-- Goal --
Count every line of the material that holds the string "وأبو". Respond with the total only.

[Stored records]
★ ★ ★

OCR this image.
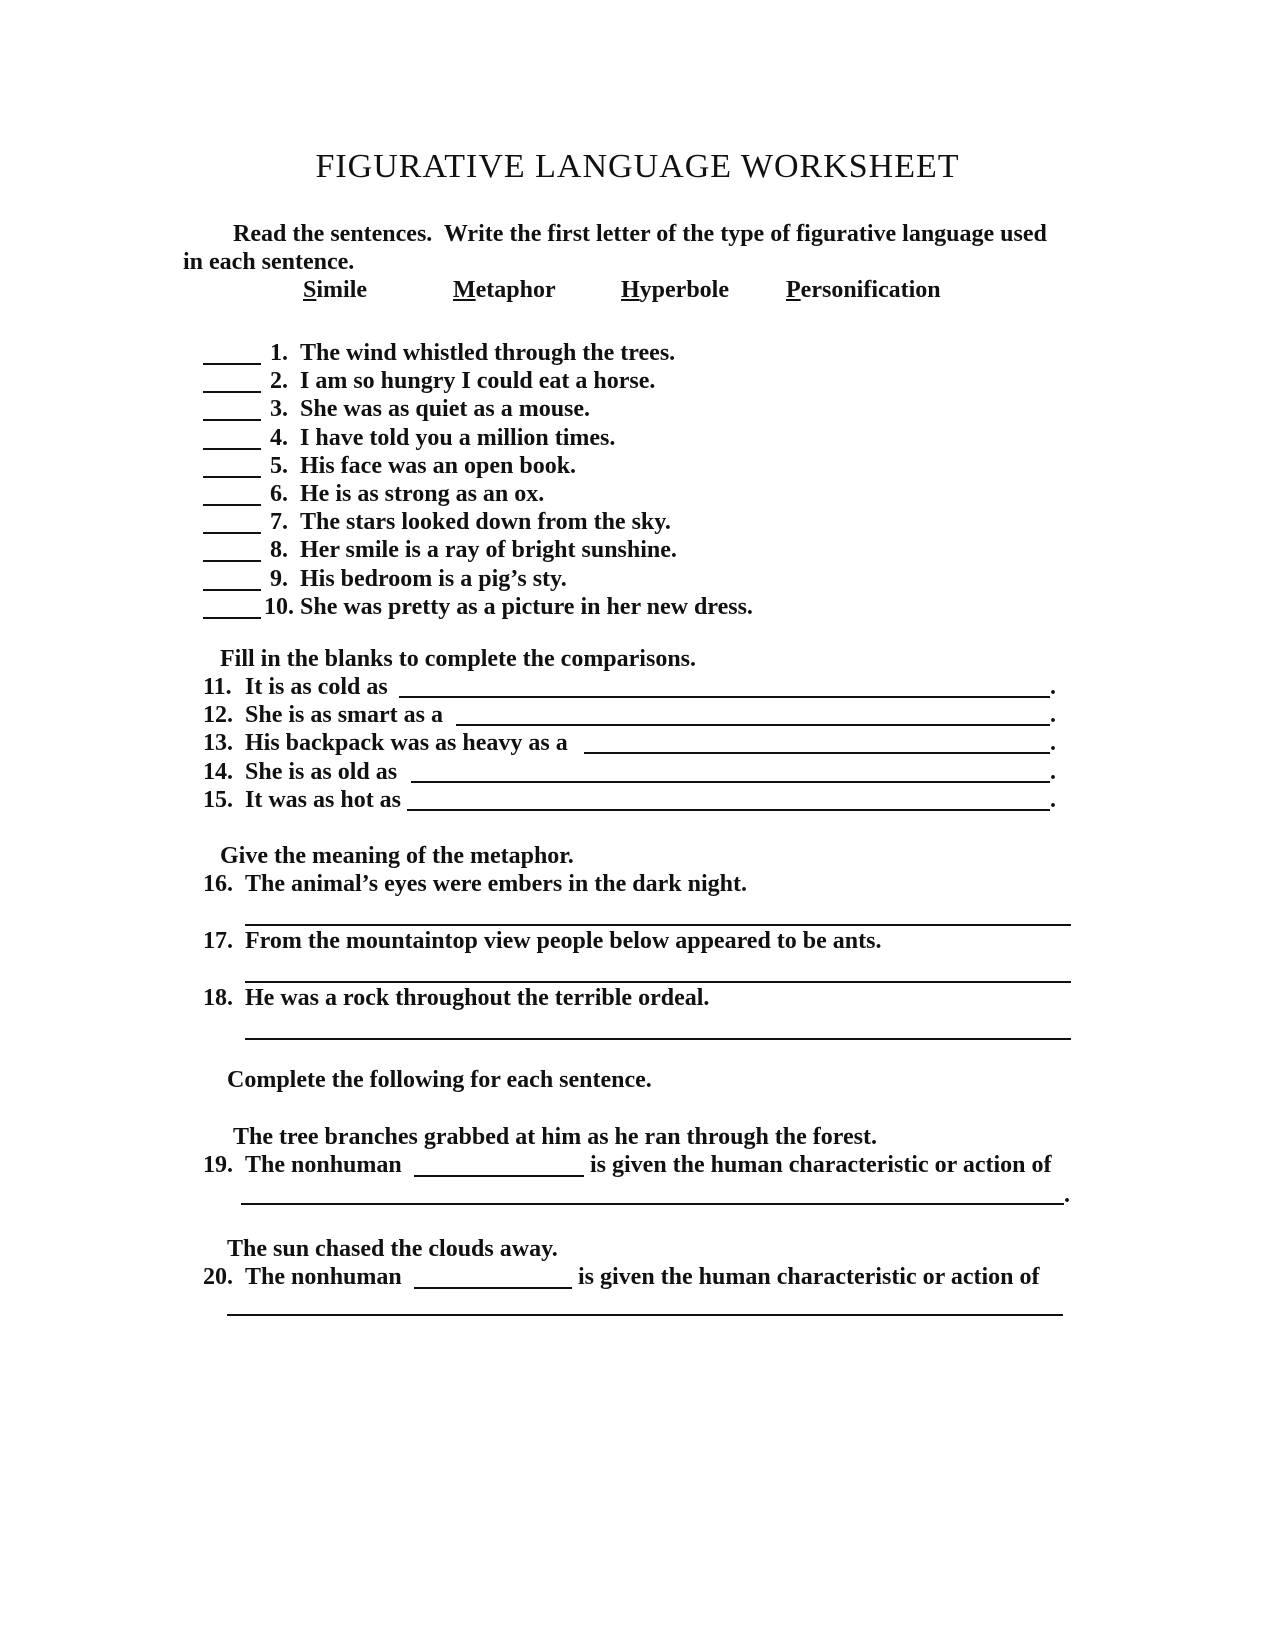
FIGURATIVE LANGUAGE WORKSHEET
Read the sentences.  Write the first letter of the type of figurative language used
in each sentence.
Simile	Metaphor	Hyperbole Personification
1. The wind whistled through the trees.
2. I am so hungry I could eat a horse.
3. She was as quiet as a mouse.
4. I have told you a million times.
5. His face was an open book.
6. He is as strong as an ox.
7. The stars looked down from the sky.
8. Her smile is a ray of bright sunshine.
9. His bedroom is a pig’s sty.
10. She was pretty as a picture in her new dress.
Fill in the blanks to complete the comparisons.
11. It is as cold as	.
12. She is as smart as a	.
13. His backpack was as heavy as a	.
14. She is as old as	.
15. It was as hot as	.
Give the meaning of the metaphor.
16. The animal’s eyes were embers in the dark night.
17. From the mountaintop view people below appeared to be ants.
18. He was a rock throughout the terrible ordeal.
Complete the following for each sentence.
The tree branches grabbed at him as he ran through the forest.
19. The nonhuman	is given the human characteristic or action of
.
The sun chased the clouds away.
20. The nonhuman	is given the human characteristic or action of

★ ★ ★

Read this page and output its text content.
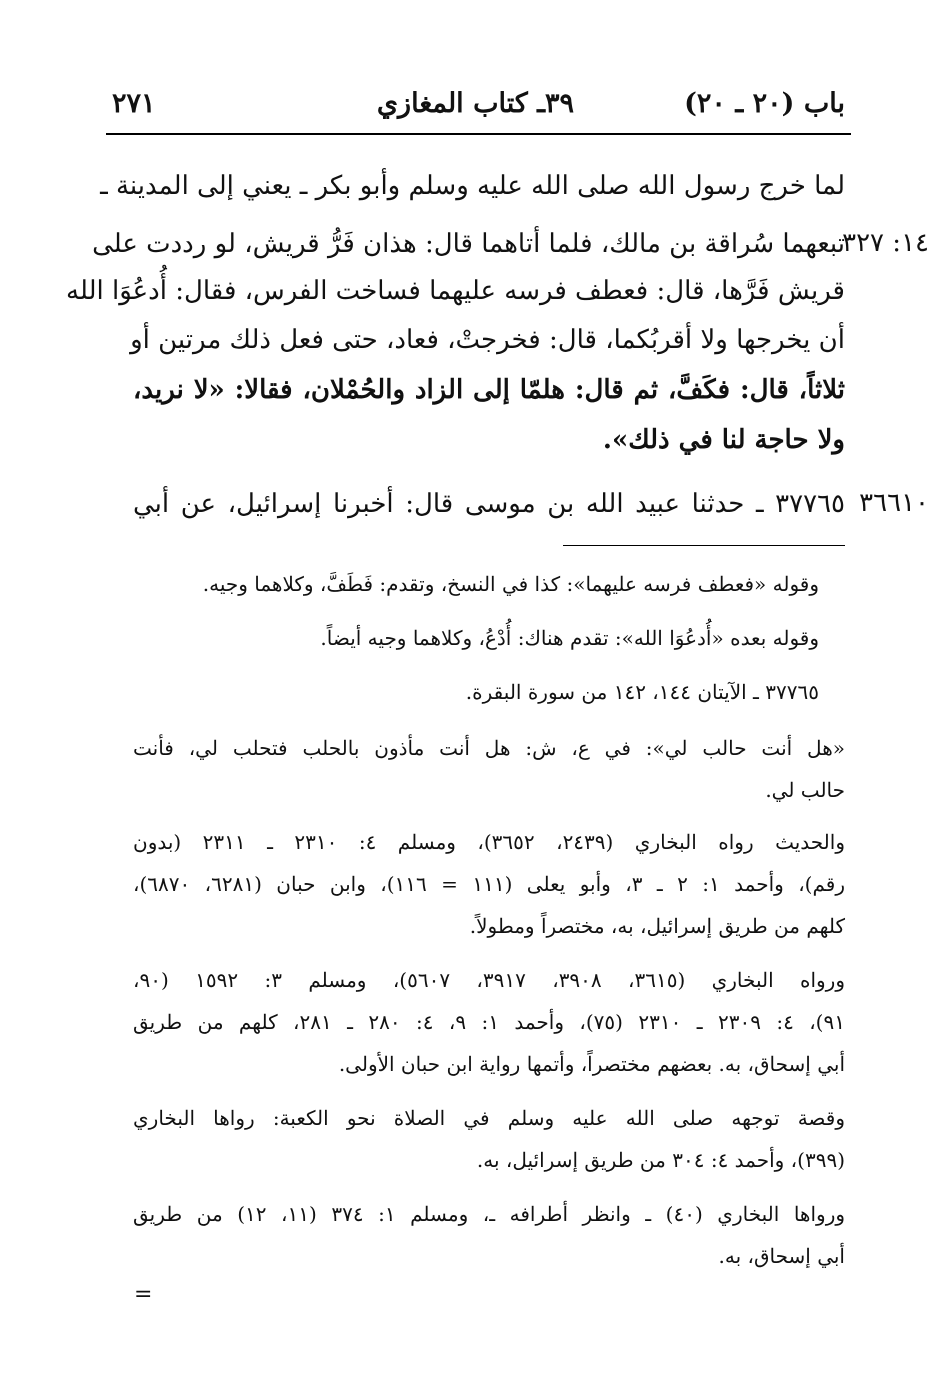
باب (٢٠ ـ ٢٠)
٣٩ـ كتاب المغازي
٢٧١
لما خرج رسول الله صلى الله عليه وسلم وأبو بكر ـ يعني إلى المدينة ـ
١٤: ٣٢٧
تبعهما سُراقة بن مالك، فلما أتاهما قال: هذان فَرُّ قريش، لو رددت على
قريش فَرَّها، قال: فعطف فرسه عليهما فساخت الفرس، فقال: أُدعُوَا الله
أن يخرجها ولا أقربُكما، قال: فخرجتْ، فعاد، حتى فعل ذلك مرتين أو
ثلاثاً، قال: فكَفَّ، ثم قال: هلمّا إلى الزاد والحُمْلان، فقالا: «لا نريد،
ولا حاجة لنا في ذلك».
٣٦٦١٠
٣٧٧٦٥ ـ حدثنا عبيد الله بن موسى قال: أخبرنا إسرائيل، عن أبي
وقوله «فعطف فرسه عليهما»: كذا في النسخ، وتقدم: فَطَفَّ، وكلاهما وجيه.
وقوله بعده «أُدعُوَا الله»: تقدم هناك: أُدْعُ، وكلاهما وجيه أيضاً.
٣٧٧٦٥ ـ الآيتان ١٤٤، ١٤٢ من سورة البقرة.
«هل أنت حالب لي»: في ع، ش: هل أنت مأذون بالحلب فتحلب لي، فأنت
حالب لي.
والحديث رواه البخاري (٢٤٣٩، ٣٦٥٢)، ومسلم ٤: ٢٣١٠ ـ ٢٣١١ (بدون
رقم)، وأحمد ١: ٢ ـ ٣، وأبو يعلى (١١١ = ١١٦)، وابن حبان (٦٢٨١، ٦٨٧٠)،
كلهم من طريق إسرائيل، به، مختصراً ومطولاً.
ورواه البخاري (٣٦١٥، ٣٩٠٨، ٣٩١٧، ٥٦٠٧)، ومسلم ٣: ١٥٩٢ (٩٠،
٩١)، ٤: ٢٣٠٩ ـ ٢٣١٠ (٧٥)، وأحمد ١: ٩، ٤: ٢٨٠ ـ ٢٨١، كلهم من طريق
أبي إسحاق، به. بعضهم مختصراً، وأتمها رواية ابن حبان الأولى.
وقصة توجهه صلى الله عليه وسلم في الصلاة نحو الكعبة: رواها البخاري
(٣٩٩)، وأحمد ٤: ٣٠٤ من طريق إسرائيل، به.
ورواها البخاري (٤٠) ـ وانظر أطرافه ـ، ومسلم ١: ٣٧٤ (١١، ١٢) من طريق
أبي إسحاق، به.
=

★ ★ ★

-- Exercise answer --
2